- [Reading text]
--- Begin ---

Day: September 16th, 2007

The oldest home in NYC

Sunday, September 16th, 2007 | All Things, NYC History

After coming across a post on Charlie Suisman’s Manhattan User’s Guide, I called up the Queens Historical Society to reserve my spot on a Sunday afternoon tour of the 17th century Lent-Riker-Smith Homestead.

Who knew that that the oldest private dwelling in New York City (and arguably: the country) was located in Jackson Heights — or is this East Elmhurst? — in the shadow of LaGuardia Airport’s historic Marine Air Terminal? By most historical accounts, the original Dutch Colonial farmhouse at 78th Street and 19th Road was built by Abraham Rycken Van Lent circa 1655, on land granted to the Rycken (Riker) family by Governor Peter Stuyvesant. Around 1729, Abraham Lent, another Riker descendent, made several structural additions, which survived through the 20th century as the house changed ownership through generations of the Lent-Riker-Rapelyes clan. Eventually, the farmhouse left the family hands when it was passed to William Gooth, the personal secretary of the last Riker to own the house. Gooth rented out the home to a string of tenants into the 1960s, among which was Michael Smith, who opted to buy the dilapidated property — lock, stock and barrel — for $65,000 in 1975.

--- End ---

- [Listing]

--- Begin ---

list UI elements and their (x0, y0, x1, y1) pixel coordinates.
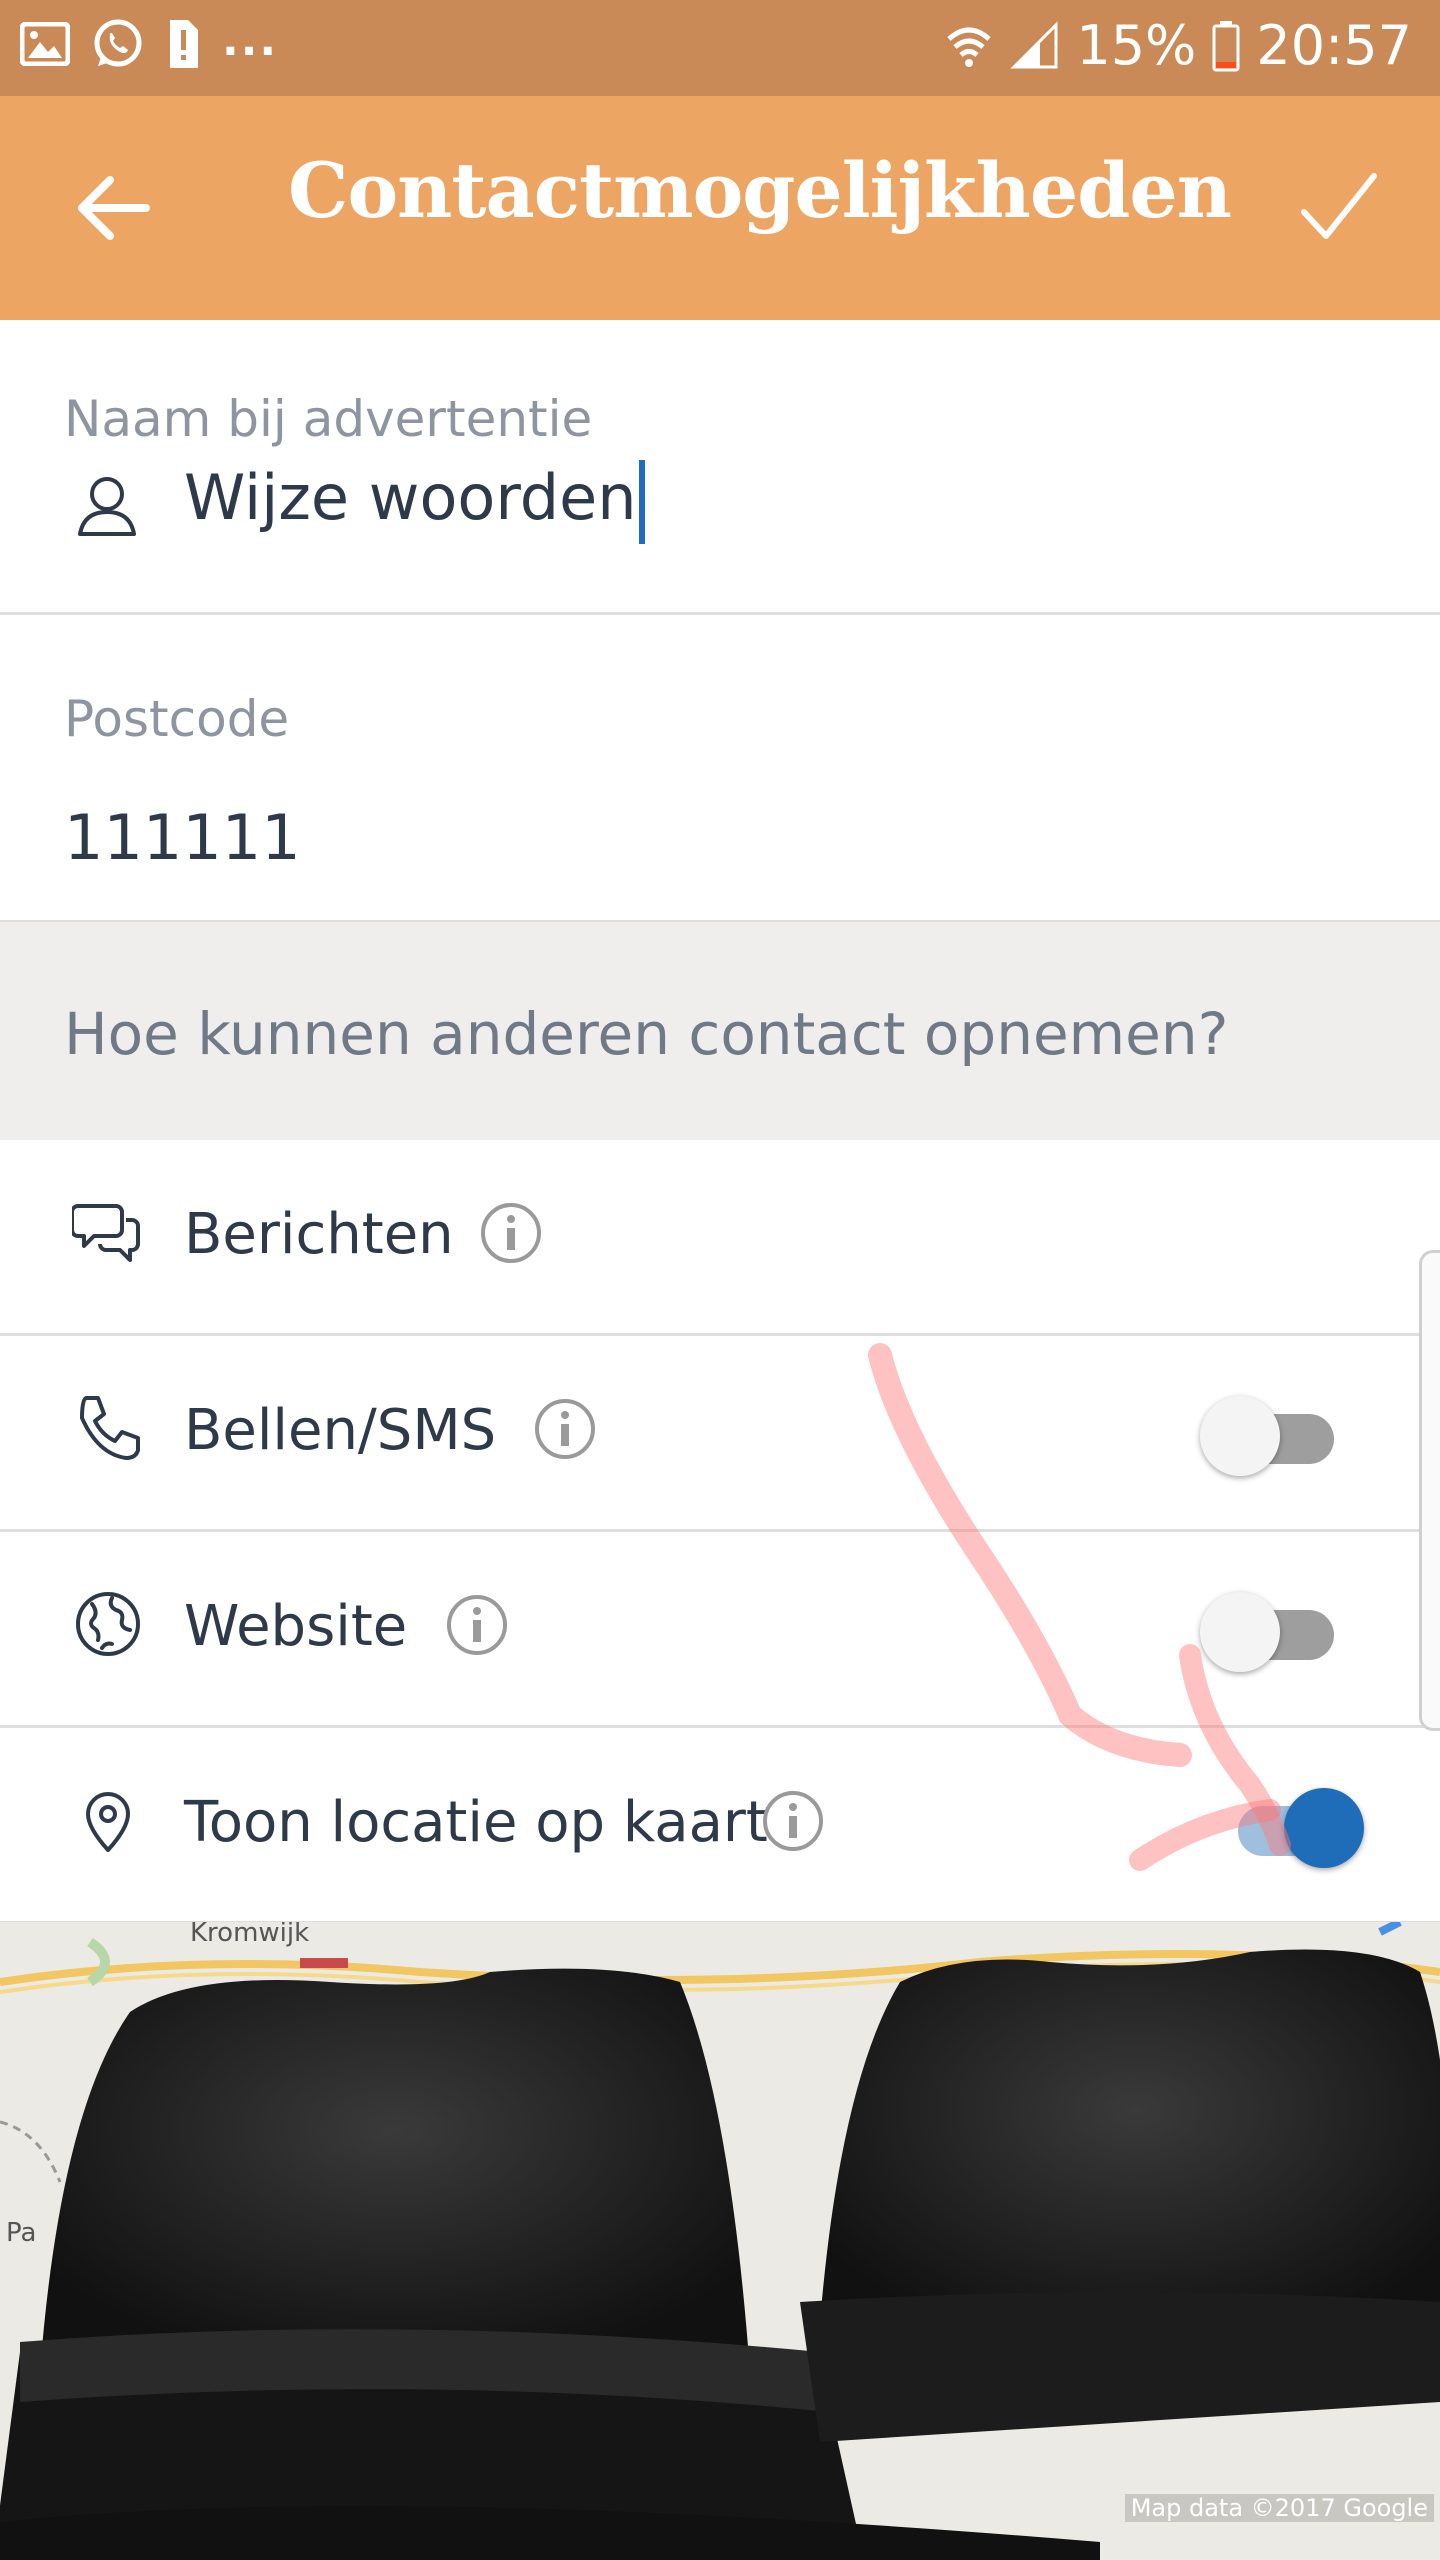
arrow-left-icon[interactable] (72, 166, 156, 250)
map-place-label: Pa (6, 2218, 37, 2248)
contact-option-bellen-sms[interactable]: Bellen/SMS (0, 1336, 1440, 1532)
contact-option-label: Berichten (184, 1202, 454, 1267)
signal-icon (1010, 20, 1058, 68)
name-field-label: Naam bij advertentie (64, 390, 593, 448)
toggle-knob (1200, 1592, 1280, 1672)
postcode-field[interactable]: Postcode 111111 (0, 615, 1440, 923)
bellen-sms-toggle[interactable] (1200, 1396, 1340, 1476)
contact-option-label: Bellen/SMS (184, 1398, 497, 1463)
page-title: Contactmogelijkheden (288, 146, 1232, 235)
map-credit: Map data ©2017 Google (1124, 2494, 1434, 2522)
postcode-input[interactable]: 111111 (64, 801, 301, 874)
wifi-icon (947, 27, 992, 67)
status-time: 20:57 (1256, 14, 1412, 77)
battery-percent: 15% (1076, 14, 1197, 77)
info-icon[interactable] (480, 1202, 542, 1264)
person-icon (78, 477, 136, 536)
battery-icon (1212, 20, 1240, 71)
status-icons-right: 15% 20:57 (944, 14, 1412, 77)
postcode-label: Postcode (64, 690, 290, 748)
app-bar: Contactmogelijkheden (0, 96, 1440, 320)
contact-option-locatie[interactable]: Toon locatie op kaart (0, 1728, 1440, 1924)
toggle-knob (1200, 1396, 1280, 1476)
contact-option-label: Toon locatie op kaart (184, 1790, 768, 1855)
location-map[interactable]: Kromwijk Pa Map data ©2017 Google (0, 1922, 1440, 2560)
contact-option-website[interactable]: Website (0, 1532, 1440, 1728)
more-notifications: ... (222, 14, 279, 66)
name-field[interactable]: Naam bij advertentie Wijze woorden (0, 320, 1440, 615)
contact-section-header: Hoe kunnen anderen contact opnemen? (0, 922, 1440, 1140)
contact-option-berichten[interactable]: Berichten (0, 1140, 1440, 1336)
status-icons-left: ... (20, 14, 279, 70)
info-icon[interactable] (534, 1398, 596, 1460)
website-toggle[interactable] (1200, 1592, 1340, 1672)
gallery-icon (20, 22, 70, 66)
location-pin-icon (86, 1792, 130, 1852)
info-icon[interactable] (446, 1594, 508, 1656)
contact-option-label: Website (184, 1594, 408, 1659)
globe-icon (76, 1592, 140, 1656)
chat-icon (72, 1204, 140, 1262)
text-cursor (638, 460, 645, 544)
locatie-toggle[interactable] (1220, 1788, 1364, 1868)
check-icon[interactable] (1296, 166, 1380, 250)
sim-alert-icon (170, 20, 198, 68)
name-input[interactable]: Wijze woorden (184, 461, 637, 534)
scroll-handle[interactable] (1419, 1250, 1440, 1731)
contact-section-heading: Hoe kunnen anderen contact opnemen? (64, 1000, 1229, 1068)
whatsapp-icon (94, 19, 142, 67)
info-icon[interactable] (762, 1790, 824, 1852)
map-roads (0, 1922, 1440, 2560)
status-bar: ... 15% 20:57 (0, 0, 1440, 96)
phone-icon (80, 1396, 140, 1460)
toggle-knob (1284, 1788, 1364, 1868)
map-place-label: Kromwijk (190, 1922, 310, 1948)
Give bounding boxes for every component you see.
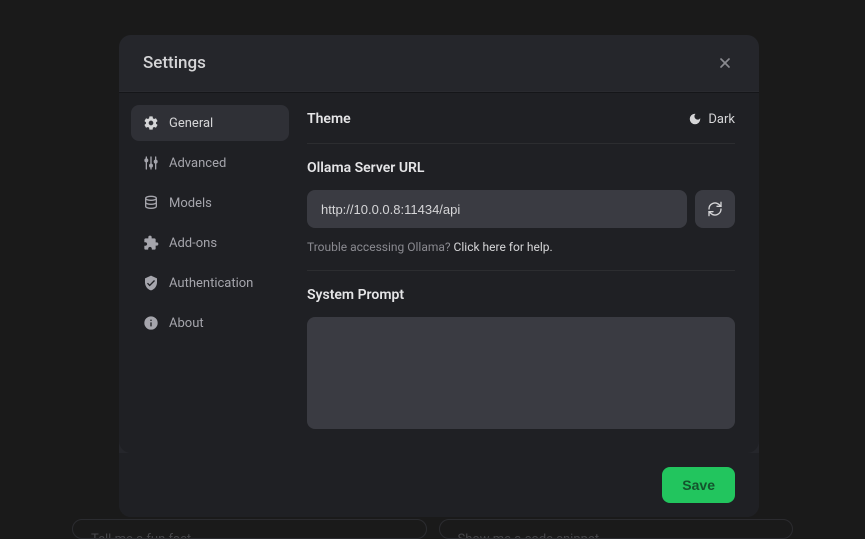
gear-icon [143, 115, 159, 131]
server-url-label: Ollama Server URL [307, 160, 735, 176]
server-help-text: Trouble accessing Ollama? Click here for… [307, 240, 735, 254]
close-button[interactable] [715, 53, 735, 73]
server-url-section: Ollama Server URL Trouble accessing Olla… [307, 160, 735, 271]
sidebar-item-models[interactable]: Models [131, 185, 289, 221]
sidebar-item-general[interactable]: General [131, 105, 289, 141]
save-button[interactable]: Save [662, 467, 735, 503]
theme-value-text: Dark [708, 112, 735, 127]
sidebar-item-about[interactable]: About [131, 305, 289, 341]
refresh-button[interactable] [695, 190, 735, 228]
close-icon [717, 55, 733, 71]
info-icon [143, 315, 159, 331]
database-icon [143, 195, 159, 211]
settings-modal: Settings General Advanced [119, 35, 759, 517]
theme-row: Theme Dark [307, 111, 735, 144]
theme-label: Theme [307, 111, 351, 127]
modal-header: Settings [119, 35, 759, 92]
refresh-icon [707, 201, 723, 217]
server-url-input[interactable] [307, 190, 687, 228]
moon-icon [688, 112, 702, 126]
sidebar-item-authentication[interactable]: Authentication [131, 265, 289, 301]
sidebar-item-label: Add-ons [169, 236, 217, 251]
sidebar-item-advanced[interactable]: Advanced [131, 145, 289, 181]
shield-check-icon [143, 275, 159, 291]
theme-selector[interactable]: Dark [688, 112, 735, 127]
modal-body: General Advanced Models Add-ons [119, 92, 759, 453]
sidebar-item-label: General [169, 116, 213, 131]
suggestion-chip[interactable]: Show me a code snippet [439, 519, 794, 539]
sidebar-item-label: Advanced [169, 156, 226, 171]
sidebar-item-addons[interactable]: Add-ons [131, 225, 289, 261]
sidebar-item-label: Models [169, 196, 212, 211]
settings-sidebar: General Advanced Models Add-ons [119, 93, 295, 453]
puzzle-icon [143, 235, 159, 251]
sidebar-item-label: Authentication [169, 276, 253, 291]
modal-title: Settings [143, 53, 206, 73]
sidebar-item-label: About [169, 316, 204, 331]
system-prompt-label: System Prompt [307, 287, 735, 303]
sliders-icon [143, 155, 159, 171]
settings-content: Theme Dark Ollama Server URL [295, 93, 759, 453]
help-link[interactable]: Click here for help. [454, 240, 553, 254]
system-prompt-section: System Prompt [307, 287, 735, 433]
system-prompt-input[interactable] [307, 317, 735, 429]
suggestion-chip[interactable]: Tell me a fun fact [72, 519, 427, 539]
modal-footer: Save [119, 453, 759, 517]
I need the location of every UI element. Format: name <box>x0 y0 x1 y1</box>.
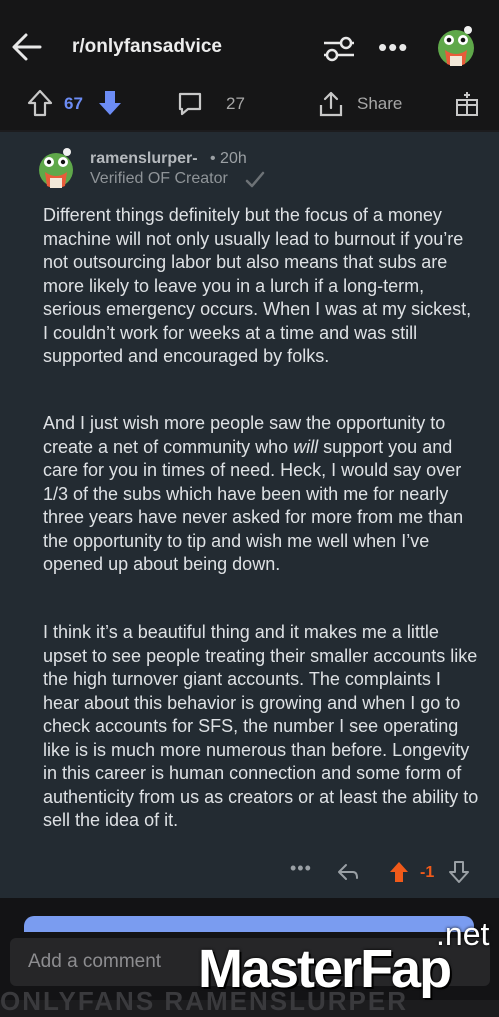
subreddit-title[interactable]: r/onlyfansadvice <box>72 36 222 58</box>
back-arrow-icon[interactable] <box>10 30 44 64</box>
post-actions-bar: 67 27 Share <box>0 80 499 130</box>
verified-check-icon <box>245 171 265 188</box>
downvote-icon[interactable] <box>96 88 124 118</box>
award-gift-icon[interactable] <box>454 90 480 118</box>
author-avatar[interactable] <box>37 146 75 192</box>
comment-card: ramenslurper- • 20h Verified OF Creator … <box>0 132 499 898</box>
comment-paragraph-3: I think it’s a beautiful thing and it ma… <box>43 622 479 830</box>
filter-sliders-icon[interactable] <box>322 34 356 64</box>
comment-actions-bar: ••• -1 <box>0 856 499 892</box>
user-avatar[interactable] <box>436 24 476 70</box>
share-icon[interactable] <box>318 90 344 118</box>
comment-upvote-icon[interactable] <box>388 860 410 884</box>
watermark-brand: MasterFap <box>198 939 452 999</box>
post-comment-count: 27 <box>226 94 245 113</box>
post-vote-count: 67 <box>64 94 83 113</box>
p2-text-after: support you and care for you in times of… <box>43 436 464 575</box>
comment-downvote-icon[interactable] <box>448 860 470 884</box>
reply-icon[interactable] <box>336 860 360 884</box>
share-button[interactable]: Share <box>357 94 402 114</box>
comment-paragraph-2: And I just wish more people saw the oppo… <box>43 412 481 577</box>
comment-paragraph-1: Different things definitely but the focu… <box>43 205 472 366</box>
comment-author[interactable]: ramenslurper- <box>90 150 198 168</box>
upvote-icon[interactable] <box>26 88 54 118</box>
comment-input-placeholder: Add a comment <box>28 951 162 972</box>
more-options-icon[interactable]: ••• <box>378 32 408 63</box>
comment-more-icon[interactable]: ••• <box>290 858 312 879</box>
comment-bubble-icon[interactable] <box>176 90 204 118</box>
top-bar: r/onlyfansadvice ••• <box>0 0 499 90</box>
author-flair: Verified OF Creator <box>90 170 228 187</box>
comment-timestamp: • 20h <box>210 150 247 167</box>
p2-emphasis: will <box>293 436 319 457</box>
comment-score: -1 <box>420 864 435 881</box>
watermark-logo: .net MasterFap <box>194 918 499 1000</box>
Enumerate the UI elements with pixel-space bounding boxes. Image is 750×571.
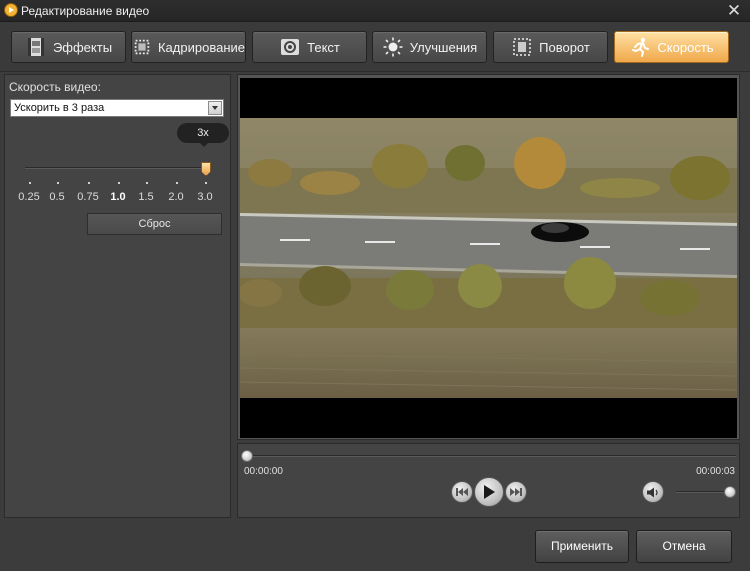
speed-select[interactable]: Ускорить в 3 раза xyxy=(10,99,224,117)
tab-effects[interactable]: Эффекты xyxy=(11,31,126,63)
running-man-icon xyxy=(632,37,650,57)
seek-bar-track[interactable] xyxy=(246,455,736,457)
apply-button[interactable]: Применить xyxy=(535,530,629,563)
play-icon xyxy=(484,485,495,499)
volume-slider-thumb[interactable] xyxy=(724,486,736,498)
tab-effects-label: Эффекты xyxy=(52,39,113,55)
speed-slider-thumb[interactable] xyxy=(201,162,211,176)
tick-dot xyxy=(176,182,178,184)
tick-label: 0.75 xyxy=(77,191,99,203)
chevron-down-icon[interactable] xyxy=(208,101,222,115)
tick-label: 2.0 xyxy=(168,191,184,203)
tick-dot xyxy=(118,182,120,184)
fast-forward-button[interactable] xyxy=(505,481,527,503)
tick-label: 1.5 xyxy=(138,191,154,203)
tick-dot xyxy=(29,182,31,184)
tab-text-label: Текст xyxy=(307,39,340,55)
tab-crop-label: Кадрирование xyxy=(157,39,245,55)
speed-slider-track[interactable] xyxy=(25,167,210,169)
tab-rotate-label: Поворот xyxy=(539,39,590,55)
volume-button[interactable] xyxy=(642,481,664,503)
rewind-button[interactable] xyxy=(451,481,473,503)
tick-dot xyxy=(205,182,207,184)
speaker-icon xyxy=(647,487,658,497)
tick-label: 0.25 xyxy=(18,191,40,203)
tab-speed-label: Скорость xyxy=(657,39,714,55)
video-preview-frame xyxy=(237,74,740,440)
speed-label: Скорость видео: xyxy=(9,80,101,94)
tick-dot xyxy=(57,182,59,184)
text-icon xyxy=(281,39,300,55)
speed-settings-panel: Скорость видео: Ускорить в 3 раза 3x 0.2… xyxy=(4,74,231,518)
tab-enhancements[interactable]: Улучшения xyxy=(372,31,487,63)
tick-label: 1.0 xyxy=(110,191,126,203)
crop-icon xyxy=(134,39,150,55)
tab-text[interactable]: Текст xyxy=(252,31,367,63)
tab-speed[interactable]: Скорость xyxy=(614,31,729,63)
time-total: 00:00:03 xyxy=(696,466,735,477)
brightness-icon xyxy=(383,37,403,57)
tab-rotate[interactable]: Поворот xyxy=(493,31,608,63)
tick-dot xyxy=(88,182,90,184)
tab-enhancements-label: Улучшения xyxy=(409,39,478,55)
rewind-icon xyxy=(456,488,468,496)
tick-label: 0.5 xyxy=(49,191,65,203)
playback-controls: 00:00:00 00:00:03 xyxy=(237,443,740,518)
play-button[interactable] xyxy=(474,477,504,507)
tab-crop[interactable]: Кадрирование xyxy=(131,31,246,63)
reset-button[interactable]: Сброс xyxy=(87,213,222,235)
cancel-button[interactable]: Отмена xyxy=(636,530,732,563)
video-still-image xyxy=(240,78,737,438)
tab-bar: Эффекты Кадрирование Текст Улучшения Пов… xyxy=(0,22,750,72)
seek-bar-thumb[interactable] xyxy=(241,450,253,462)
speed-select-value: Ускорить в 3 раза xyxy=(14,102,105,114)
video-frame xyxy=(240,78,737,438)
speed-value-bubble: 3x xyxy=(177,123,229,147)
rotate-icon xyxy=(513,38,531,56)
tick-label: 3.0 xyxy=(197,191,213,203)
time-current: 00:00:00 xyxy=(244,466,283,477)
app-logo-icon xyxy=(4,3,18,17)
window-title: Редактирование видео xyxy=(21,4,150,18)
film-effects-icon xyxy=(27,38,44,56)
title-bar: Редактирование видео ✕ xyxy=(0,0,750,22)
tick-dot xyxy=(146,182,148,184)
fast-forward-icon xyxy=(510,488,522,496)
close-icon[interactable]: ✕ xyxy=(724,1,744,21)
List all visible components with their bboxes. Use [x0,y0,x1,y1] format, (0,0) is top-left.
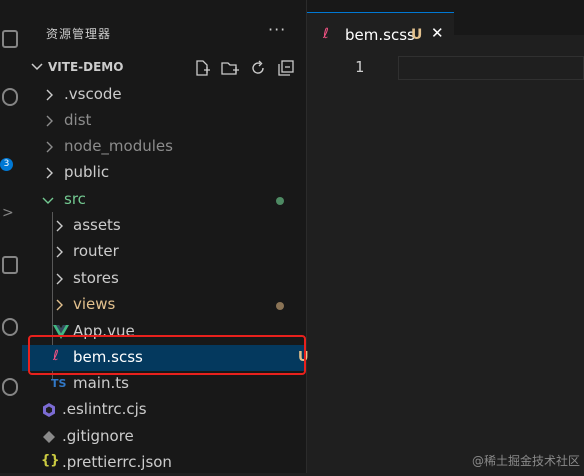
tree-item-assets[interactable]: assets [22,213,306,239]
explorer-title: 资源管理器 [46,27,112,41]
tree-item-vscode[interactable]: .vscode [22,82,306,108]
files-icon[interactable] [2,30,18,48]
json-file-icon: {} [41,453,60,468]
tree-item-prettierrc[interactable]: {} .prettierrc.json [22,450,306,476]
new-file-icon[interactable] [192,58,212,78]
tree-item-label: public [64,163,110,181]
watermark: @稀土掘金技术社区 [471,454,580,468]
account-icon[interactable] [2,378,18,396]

--- End ---

- [Required work]
A. Render this sentence from the post on the oldest home in NYC into French: "Eventually, the farmhouse left the family hands when it was passed to William Gooth, the personal secretary of the last Riker to own the house."
B. Proceed with the post on the oldest home in NYC, picking up right after its final sentence.

- [Responses by task]
A. Finalement, la ferme est sortie des mains de la famille lorsqu'elle a été transmise à William Gooth, le secrétaire personnel du dernier Riker à posséder la maison.

B.
A 350-year old farmhouse, with its own cemetery, in the outer reaches of Queens? This I had to see for myself. But getting there was no easy task. I’d never been to this part of the borough before, which was situated a couple of miles from the nearest subway station. From Steinway Street in Astoria, I hopped on the Q101 to the last stop: Hazen and 19th Street.

The connection I did not make at the time – but which I came to rather quickly – was that the Q101 also happens to be the bus to Rikers Island — itself once part of the Riker estate, until it was purchased by the city in 1884. As the bus pulled up to its terminal at the entrance of the bridge to the penitentiary, and all the other riders trudged off, I paused unsure of which direction to head along these desolate streets marked by bail bondsmen and a taco truck. What had I gotten myself into?

“Sweetie, where are you going?,” the bus driver asked me incredulously. Yes, I must have been that obviously out of my element.

“Um… there’s a farmhouse around here?,” I began, thinking how ridiculous I must have sounded. Quizzical silence. I went on weakly: “The Queens Historical Society is uh,… giving tours this afternoon?”

The bus driver considered this carefully. “Well, I don’t know what you’re talking about, but whatever it is, it’s going to be in that direction.“ He indicated a leafy, tree-lined turn-off. “Stay on this side of the street,” he added helpfully. Away from the barbed wire fencing. Got it.

I did as directed, and sure enough, a couple of blocks after the turn-off, I spied other people randomly milling about, looking just as out of place as I.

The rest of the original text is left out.